### Your task
Pick out each line in these entries that contains the string "this".

[Data listing]
---+---

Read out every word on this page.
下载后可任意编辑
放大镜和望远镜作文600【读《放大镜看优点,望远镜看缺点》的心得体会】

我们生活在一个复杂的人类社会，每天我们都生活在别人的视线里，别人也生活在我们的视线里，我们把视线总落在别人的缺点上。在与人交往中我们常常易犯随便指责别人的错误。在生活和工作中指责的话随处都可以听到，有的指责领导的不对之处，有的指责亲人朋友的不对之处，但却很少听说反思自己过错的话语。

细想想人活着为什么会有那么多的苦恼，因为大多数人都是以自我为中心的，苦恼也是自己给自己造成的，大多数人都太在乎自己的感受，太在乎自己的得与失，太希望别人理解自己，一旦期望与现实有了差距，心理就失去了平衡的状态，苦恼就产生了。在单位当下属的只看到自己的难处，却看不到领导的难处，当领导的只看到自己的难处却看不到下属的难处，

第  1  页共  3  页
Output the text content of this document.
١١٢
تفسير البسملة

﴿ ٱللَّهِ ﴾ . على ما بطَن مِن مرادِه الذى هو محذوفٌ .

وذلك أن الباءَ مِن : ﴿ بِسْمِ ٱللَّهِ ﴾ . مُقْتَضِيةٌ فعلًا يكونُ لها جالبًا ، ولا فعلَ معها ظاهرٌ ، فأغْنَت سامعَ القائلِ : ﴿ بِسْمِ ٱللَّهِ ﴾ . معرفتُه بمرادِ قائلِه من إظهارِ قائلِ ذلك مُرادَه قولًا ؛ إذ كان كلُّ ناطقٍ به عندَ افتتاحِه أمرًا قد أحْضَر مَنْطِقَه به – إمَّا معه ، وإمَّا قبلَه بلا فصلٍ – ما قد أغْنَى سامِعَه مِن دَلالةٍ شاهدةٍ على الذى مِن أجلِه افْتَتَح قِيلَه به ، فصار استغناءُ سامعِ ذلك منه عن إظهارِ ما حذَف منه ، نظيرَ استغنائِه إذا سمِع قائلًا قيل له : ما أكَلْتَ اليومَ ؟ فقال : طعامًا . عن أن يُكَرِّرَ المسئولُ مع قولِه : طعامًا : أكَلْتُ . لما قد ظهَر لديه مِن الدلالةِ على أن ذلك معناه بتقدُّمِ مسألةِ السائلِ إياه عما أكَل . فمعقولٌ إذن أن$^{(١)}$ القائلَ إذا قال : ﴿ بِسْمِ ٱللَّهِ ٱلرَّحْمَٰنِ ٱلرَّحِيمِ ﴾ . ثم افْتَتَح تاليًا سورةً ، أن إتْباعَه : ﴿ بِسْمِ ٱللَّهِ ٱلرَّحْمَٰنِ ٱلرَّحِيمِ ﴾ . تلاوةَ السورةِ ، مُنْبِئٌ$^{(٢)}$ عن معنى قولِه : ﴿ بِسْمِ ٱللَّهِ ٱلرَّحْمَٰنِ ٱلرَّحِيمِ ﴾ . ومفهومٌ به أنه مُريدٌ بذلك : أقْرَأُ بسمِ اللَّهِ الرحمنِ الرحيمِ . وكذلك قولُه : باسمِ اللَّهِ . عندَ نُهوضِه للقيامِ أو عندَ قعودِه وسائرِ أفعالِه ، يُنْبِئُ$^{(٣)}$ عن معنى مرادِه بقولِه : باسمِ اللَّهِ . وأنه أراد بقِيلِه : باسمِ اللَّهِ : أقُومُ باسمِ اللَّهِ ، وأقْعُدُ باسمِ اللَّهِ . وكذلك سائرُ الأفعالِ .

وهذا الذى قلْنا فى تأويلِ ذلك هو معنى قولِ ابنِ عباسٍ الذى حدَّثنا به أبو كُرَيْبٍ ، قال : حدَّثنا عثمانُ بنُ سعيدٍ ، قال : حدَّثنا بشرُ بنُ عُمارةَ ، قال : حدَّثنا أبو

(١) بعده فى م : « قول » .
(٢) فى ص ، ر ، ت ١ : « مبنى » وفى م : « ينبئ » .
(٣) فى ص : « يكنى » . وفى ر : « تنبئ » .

---+---

### Exercise solution
Read out every word on this page.
Output the text content of this document.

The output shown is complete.